- [WRITTEN TASK]:
Gather the lines below that include the string "underlying", copying each in full.

++++

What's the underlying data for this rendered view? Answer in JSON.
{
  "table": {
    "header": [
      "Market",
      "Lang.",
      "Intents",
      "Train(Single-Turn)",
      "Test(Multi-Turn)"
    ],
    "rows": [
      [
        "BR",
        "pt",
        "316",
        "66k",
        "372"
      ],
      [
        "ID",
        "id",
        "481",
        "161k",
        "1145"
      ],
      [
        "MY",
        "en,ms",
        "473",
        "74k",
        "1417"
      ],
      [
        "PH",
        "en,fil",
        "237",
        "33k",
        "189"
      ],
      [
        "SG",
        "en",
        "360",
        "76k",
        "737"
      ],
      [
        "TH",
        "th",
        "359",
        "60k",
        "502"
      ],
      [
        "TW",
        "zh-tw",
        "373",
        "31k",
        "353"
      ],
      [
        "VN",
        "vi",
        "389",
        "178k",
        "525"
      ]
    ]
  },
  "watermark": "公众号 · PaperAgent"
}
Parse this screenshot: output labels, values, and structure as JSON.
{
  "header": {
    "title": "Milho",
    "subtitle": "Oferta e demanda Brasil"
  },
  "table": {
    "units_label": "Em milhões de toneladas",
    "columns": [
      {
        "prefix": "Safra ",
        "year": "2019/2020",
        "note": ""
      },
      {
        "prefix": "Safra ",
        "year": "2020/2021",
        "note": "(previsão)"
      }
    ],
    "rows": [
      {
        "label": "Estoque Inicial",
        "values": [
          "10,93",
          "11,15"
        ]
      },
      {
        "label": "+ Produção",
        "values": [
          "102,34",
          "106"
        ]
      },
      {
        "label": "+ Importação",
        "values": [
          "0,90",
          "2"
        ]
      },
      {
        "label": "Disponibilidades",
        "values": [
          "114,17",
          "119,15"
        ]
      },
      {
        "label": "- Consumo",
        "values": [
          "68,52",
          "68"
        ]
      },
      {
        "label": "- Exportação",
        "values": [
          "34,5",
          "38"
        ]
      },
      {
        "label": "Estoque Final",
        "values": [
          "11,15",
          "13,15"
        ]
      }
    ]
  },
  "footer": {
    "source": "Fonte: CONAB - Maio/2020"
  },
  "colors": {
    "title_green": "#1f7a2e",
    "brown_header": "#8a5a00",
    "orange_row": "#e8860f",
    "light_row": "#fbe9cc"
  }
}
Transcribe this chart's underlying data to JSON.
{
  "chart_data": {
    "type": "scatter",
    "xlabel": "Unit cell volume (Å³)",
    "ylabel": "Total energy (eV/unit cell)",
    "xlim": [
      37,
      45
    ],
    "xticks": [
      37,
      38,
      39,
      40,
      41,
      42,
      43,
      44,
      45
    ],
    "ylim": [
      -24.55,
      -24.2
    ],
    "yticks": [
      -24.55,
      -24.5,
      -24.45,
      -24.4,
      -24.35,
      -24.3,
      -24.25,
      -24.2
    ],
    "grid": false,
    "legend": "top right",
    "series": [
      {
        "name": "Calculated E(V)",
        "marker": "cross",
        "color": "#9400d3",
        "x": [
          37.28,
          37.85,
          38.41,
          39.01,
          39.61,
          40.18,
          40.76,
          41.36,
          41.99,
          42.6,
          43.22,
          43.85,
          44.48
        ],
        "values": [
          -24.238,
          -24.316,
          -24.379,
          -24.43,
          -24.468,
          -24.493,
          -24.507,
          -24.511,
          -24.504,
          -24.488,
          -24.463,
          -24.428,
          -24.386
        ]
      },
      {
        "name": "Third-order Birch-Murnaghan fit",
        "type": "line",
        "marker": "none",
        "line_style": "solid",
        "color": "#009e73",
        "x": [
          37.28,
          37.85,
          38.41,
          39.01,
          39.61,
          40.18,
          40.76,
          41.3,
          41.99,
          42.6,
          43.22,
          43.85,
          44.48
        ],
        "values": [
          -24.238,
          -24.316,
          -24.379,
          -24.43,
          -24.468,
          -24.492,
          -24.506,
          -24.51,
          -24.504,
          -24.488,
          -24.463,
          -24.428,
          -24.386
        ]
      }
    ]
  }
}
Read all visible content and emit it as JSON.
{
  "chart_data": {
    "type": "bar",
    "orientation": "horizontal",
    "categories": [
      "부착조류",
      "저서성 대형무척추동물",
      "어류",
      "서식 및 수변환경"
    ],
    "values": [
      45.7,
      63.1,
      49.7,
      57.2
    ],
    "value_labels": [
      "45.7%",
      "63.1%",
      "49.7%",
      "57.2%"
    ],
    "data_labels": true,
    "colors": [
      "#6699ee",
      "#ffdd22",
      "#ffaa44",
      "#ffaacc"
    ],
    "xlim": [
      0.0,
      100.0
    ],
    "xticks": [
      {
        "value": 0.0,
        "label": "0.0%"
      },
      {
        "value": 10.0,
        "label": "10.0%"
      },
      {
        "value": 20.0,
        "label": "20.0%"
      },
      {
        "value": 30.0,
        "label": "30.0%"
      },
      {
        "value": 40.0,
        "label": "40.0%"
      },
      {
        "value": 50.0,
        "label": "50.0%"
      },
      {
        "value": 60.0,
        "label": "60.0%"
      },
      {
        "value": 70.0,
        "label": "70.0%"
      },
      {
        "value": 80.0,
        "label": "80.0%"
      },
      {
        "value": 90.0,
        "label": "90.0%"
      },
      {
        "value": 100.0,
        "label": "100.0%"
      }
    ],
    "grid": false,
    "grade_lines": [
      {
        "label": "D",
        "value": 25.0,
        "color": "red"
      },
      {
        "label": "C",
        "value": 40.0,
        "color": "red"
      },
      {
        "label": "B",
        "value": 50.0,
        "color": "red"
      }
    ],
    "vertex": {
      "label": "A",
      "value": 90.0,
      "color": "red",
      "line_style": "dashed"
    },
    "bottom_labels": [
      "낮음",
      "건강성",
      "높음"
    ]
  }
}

++++

- [RESULT BELOW]:
What's the underlying data for this rendered view? Answer in JSON.
Transcribe this chart's underlying data to JSON.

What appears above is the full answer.